> GIVEN TEXT:
*** Begin section ***

Keratin 8 and 18 expression in mesenchymal progenitor cells of regenerating limbs is associated with cell proliferation and differentiation.

Keratins are considered markers of epithelial differentiation. In lower vertebrates, however, immunoreactivity for keratin 8 and 18 has been reported in nonepithelial cells, particularly in mesenchymal progenitor cells of regenerating complex body structures. To confirm that such reactivity does indeed reflect keratin expression and to investigate their possible role in regeneration, we have isolated clones coding for the newt homologues of keratin 8 and 18 (NvK8 and NvK18, respectively) and studied their distribution and changes in their expression following experimental manipulations. Analysis of NvK8 and NvK18 transcripts confirms that K8 and K18 are expressed in the blastemal cells of regenerating newt limbs and that their expression is first observed 3-5 days after amputation, when the blastemal cells start to proliferate under the influence of the nerve, whose presence is essential for regeneration to proceed. In contrast, no induction of these keratins is observed following amputation of a larval limb at a stage when organogenesis is proceeding in a nerve-independent manner. To establish whether there is a causal relationship between keratin expression and cell proliferation in the adult limb blastema, we have investigated whether their expression is nerve-dependent and whether suppression of their expression in cultured blastemal cells affects cell division and differentiation. Analysis of keratins in denervated limbs demonstrates that the nerve is not necessary to induce their expression. However, treatment of cultured blastemal cells with K8 and K18 anti-sense oligonucleotides significantly decreases DNA synthesis and induces changes in cell morphology, suggesting that expression of these keratins during regeneration may be necessary for the maintenance of the undifferentiated and proliferative state of blastemal cells.

*** End section ***

> WHAT THE EXERCISE ASKS:
In the text on keratin in regenerating limbs, how long after amputation does K8 and K18 expression first appear in regenerating newt limbs?

> GIVEN RECORDS:
*** Begin section ***

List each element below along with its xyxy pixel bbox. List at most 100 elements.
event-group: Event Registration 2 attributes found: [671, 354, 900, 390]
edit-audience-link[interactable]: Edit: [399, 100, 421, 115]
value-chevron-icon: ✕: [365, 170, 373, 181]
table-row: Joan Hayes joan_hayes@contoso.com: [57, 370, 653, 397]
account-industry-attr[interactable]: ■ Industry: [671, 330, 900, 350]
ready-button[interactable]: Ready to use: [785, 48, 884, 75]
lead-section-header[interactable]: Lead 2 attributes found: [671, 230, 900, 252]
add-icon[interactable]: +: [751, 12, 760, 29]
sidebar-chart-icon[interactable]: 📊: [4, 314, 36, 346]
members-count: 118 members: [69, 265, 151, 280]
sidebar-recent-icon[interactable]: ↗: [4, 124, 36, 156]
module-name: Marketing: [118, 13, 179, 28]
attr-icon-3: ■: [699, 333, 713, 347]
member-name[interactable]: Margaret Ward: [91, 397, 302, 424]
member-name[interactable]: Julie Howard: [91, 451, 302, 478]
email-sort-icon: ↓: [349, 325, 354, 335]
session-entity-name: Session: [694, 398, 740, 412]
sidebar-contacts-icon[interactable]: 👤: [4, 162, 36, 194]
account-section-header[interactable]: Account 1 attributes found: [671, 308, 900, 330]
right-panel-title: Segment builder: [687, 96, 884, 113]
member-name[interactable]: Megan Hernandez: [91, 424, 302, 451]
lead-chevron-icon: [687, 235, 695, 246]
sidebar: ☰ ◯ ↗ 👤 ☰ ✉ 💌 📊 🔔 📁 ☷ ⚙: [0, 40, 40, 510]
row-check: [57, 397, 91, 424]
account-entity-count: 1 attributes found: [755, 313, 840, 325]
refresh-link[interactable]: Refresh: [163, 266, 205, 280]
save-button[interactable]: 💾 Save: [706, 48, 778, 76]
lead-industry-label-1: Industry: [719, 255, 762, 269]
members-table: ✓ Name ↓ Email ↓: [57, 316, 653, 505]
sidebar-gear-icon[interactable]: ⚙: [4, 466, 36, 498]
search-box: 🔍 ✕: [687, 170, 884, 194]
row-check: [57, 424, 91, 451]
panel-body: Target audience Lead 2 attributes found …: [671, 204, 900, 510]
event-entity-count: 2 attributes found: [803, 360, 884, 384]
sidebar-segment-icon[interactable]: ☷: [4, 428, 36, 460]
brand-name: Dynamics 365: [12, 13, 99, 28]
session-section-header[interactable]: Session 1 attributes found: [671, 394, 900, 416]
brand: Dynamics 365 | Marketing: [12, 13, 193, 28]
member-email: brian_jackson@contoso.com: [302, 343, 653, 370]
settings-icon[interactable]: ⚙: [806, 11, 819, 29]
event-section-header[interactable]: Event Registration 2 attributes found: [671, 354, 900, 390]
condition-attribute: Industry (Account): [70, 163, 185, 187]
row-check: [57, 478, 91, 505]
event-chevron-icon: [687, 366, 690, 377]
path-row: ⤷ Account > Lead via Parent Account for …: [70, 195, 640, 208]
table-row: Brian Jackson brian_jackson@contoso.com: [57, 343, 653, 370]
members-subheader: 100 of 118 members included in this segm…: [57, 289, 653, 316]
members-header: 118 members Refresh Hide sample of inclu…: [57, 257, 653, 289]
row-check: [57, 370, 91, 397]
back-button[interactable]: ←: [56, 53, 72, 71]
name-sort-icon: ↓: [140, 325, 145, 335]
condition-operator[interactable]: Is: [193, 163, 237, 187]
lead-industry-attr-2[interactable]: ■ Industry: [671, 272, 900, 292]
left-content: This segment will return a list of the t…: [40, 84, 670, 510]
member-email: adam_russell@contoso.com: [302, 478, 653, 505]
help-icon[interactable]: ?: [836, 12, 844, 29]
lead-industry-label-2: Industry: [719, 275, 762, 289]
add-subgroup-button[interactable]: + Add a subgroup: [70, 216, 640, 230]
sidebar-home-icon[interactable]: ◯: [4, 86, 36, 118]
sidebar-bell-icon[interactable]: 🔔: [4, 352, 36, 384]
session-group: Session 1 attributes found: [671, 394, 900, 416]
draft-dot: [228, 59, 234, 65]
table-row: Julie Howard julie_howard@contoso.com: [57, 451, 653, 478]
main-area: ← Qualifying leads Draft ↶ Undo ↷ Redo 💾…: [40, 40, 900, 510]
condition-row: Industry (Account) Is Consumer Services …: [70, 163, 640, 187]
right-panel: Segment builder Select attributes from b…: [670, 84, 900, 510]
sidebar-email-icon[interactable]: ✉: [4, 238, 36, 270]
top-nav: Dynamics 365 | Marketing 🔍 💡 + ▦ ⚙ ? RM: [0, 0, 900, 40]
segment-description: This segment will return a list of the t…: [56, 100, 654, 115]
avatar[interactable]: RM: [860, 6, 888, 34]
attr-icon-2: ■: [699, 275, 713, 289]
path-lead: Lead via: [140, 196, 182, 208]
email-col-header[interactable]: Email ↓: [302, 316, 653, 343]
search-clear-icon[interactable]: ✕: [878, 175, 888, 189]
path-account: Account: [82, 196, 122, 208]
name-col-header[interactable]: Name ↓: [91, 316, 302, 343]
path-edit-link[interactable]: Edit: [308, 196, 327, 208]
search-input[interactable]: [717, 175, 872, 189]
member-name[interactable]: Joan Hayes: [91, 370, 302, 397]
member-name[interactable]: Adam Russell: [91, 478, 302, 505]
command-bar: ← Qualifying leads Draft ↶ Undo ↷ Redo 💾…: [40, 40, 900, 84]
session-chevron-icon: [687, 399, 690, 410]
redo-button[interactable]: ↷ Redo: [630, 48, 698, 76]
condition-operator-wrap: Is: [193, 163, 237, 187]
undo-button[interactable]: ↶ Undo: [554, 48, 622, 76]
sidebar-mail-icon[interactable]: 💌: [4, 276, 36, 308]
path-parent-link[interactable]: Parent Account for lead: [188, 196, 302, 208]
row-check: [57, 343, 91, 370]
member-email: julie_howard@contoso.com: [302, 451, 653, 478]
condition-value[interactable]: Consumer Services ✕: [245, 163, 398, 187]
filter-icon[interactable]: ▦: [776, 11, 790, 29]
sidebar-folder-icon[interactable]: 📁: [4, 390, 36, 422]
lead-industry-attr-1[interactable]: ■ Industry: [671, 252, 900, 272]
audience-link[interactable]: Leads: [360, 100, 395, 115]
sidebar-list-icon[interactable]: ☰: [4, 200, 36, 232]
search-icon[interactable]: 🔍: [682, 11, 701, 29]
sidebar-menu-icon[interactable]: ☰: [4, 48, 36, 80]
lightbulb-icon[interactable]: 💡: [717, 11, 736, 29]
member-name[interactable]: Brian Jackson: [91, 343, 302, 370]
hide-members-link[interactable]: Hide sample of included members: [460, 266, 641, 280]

*** End section ***

> EXERCISE ANSWER:
3-5 days after amputation